» THE PROBLEM
Return a copy of every line in the records that includes the word "this".

A run of records:
--
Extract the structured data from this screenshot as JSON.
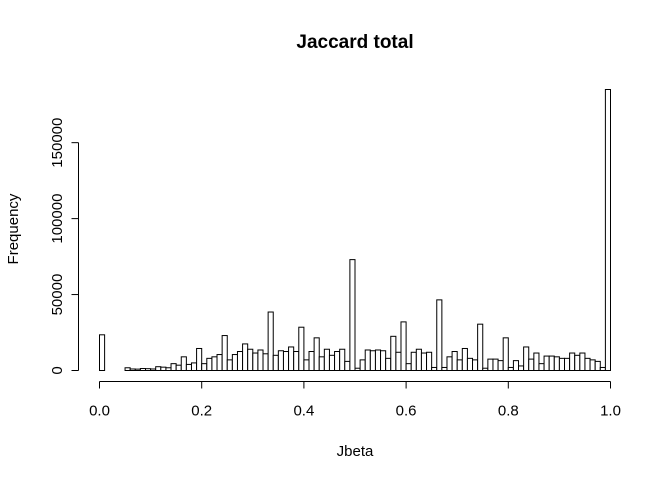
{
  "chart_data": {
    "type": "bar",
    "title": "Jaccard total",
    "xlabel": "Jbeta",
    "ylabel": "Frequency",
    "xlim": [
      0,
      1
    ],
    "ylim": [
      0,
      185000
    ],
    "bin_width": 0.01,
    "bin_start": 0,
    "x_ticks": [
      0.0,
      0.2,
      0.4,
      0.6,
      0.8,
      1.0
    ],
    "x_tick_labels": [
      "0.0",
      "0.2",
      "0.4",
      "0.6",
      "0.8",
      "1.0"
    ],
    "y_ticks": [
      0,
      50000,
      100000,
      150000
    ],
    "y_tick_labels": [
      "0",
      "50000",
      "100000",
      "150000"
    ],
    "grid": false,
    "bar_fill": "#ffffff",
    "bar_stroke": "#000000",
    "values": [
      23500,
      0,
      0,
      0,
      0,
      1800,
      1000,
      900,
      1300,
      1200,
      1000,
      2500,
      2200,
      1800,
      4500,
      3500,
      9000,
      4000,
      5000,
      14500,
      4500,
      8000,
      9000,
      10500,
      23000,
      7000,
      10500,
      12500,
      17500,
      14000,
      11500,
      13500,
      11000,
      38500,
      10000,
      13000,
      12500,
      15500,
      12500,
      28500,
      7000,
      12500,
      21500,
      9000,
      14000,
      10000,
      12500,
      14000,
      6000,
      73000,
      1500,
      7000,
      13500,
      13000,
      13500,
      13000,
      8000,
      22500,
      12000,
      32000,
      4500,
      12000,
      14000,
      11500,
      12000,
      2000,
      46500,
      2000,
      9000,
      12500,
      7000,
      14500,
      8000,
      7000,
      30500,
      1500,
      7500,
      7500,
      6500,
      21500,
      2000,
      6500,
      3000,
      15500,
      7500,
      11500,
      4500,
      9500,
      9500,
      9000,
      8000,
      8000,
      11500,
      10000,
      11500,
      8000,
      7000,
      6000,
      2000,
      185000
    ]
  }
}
--
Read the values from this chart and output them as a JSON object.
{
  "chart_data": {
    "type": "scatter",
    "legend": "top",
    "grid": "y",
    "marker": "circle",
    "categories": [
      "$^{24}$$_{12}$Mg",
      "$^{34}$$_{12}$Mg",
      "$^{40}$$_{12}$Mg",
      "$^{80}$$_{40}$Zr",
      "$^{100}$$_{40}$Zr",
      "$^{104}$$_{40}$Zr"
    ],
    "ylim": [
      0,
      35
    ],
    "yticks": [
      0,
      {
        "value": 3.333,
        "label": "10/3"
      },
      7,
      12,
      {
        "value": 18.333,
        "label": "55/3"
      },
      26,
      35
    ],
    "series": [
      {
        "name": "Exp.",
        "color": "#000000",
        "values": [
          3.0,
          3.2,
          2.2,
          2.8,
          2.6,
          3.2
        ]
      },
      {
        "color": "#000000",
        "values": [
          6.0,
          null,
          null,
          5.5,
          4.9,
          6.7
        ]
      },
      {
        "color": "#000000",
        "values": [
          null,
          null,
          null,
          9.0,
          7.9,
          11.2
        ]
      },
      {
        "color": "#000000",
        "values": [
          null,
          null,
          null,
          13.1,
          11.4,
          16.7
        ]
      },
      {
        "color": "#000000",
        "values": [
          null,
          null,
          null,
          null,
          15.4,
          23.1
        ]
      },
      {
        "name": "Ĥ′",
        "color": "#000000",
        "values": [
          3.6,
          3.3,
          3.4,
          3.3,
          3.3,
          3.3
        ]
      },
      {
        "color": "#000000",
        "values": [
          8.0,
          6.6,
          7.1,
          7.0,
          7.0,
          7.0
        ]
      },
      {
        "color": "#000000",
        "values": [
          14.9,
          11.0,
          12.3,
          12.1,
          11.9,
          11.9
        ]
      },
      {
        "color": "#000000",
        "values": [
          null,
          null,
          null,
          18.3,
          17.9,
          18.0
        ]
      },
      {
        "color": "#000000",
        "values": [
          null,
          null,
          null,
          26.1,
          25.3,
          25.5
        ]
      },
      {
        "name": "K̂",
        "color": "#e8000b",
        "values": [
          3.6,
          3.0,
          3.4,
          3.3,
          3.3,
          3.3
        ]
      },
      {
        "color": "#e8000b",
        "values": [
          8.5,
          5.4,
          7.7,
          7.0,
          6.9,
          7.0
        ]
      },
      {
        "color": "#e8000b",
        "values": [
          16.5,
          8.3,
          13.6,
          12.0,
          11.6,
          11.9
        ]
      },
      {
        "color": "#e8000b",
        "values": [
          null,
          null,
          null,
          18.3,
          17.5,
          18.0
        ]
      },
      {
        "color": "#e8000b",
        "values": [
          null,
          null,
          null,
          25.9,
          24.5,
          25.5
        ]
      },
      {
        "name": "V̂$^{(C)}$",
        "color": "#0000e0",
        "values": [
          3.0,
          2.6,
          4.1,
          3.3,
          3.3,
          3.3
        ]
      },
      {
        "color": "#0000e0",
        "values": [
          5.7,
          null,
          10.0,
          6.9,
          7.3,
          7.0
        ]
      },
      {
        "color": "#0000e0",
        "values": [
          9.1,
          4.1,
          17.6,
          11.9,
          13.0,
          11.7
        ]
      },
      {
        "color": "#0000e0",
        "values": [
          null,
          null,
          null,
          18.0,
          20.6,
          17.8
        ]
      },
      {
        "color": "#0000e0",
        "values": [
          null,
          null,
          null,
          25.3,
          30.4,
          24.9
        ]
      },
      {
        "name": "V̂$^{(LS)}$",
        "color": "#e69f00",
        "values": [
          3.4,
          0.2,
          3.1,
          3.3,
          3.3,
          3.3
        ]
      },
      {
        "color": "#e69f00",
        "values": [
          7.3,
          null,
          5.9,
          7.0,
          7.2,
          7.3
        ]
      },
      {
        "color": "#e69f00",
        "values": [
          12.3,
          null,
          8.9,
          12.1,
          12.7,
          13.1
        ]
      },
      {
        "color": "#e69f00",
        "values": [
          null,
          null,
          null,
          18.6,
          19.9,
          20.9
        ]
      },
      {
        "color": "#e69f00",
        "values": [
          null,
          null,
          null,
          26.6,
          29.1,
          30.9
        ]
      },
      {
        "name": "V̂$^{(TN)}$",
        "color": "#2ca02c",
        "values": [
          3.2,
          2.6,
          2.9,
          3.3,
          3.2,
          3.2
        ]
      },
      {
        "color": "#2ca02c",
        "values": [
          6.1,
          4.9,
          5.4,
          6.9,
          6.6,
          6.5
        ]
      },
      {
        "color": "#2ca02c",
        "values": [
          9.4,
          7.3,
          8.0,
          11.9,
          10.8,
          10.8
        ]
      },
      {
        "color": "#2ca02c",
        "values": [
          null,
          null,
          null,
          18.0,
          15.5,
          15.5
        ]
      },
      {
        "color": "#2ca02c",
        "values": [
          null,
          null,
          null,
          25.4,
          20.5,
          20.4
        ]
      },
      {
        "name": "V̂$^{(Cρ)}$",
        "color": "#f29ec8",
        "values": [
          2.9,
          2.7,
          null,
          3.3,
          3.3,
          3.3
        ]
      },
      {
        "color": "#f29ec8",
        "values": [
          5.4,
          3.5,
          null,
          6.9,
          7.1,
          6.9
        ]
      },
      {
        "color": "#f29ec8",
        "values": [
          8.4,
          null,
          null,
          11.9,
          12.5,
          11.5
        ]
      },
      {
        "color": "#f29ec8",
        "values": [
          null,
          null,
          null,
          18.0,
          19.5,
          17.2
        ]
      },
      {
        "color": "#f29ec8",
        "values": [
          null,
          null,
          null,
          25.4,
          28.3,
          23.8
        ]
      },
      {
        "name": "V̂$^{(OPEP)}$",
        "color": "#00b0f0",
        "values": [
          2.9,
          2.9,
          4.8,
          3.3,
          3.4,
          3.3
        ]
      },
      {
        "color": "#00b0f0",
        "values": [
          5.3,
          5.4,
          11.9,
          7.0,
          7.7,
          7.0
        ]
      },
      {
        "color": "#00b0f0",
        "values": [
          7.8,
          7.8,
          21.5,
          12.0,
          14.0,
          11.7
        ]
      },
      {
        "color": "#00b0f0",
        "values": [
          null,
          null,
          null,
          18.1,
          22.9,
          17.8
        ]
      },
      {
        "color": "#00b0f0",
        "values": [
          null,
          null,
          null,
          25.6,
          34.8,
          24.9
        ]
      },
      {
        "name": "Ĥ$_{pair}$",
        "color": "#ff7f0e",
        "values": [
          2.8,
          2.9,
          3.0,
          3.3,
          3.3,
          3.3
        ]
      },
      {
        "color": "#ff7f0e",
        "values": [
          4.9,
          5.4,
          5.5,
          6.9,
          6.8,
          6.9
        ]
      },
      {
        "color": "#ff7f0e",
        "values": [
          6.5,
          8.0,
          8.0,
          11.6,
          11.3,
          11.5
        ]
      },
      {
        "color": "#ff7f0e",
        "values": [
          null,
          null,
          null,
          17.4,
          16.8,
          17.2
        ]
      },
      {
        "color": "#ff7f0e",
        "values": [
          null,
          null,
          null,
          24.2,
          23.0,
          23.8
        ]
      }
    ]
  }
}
--
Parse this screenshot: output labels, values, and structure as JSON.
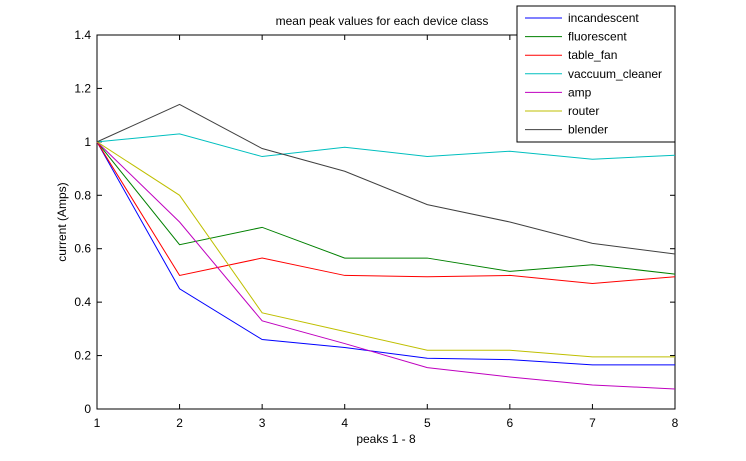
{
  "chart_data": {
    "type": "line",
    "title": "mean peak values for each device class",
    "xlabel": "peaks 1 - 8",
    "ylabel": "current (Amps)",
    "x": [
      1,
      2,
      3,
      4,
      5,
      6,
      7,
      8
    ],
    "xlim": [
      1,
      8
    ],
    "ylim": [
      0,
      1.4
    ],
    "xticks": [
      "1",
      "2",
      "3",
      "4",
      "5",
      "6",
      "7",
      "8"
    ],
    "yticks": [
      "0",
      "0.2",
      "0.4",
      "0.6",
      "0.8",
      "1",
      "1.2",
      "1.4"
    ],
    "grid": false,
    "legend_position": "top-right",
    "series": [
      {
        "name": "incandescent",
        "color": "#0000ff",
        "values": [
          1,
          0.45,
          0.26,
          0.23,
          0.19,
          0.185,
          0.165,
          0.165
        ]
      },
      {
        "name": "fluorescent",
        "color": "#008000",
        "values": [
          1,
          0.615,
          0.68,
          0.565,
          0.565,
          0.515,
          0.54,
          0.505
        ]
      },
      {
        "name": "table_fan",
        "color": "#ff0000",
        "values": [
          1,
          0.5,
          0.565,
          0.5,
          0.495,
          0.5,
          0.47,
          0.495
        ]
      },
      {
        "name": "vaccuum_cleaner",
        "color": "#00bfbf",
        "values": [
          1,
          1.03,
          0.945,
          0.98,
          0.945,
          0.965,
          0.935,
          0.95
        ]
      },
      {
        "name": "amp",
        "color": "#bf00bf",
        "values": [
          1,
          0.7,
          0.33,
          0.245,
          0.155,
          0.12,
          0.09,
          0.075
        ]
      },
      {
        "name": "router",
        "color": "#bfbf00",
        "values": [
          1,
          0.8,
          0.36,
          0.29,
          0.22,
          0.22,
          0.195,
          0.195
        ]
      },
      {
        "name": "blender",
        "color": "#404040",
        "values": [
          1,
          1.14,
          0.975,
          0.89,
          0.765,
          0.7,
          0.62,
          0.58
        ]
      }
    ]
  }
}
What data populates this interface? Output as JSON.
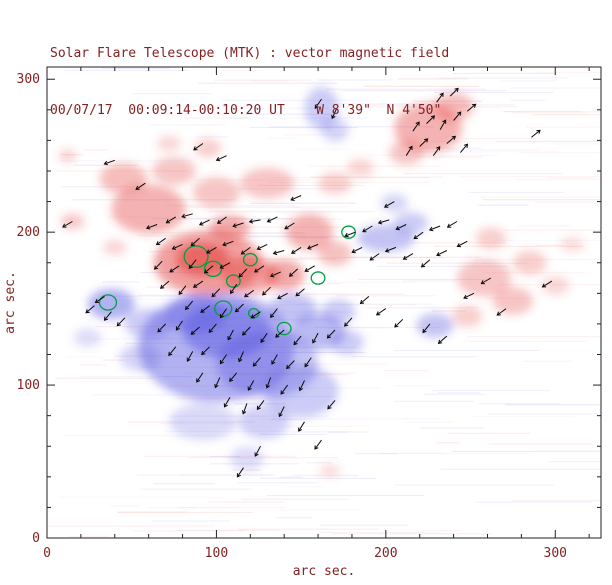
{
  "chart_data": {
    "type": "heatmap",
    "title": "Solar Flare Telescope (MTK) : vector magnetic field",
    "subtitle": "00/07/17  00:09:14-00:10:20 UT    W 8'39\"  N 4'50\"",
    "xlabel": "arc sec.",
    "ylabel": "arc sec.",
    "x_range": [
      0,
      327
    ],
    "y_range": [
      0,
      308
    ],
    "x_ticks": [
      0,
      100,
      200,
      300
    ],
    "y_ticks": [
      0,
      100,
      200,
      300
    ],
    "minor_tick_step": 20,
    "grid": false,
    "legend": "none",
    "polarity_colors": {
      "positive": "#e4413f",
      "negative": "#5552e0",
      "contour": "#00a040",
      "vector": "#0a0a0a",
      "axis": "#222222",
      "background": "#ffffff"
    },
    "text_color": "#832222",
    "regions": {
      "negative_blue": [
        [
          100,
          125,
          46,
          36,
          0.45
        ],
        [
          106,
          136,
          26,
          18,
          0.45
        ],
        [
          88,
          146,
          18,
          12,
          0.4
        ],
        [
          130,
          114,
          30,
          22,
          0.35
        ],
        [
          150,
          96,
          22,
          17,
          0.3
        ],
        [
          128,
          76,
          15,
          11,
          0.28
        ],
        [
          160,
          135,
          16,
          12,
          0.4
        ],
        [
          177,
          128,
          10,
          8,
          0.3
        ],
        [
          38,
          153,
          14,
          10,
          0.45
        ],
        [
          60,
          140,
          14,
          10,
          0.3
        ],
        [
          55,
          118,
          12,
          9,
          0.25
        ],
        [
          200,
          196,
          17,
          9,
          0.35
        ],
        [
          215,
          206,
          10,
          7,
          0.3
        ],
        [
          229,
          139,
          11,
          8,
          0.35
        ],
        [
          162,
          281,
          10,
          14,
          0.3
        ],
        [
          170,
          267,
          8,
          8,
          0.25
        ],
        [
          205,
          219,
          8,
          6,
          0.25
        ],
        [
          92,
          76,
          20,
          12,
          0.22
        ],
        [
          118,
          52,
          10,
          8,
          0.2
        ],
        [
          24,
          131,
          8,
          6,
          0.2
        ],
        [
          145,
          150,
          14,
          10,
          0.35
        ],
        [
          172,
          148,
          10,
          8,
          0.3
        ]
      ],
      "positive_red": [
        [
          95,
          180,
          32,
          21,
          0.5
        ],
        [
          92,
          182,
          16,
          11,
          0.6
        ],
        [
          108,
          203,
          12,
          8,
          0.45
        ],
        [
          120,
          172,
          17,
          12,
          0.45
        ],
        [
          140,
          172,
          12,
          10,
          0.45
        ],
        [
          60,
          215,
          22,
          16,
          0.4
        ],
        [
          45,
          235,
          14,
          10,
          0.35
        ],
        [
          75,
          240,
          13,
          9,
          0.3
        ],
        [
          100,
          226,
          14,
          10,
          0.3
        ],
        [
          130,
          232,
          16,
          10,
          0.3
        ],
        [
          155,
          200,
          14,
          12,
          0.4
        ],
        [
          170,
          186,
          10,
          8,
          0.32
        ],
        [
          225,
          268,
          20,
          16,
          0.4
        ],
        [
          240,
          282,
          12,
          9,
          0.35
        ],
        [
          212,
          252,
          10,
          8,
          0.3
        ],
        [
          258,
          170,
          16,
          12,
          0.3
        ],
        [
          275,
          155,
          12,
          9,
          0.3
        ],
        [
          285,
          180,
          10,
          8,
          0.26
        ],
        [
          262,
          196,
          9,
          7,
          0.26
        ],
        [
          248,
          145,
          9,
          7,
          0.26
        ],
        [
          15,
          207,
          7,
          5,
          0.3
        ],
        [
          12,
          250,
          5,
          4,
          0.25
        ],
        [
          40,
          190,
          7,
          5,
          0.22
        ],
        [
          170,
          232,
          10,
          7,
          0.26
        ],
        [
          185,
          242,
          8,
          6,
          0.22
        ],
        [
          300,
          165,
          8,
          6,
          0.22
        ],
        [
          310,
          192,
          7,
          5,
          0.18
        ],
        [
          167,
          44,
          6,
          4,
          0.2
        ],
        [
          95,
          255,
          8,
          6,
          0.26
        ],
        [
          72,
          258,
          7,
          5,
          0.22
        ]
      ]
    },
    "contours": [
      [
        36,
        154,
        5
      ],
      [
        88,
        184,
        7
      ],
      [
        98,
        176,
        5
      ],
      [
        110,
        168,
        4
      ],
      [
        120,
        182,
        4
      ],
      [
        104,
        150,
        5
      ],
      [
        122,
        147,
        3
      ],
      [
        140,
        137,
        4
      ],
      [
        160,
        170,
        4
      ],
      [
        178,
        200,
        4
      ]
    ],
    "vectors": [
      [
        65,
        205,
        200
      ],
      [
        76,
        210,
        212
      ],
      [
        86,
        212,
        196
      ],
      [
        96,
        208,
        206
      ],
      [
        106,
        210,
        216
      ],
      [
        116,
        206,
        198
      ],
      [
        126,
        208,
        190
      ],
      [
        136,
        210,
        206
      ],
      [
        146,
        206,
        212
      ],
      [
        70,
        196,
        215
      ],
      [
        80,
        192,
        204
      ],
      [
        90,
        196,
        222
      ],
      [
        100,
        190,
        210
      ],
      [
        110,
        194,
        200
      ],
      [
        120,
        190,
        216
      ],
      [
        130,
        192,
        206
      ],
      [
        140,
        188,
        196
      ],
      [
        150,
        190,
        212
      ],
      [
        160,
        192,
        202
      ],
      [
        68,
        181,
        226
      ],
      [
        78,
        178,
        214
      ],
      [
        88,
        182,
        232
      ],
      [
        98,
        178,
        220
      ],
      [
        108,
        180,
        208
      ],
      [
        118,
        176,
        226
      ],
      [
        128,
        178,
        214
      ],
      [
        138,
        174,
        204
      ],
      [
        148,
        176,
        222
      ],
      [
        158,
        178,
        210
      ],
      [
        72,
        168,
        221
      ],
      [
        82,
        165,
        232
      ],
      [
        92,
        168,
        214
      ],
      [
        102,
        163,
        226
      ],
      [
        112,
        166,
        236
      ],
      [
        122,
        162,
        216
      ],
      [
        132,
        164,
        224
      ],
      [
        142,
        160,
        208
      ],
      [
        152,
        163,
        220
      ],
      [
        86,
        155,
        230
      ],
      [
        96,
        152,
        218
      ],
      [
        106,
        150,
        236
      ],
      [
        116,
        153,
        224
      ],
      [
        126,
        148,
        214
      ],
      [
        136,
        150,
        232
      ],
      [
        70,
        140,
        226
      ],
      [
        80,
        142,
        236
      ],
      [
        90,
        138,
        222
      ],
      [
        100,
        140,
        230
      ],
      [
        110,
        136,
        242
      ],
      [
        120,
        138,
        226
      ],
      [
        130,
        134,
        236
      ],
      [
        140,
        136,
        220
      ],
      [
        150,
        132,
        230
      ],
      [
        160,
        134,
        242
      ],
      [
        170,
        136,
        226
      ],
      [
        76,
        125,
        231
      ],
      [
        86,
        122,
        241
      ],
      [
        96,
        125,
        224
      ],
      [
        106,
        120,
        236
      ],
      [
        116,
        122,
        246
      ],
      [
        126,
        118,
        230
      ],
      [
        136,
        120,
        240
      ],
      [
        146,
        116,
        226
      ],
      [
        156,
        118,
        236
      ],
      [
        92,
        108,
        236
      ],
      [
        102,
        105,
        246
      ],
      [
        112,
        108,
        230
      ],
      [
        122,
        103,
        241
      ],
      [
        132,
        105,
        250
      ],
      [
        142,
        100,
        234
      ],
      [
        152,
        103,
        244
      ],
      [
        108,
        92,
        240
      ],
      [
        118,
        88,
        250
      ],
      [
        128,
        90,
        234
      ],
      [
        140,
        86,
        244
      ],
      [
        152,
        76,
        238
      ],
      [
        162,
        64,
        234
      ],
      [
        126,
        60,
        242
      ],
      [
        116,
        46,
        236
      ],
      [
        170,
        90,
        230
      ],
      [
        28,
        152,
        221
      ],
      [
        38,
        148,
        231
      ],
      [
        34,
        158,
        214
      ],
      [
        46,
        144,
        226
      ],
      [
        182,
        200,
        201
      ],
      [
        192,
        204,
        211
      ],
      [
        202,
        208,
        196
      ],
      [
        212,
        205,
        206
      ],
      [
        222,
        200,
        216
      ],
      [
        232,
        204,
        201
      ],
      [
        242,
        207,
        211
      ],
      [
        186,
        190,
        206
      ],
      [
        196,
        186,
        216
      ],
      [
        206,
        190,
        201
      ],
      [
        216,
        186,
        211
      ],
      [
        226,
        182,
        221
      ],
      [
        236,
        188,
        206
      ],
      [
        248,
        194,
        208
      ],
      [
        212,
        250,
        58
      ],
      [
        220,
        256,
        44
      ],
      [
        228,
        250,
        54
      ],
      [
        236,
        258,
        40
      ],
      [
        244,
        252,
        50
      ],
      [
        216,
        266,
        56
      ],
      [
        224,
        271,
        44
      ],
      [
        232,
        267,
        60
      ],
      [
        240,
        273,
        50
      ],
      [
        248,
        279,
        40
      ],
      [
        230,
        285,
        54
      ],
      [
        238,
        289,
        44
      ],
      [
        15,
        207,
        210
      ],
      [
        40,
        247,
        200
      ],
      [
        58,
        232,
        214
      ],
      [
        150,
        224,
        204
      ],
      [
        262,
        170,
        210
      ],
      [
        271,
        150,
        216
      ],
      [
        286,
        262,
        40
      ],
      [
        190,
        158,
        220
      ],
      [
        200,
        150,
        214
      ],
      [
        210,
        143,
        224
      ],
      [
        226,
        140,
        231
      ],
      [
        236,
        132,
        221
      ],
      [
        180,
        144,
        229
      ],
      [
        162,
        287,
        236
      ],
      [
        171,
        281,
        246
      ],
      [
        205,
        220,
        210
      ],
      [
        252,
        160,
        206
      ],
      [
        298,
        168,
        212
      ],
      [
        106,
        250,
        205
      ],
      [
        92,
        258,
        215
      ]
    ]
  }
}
--
» COMPLETED EXERCISE
Extract the structured data from this screenshot as JSON.
Read the values from this chart and output them as a JSON object.
Parse this screenshot: output labels, values, and structure as JSON.
What data populates this interface? Output as JSON.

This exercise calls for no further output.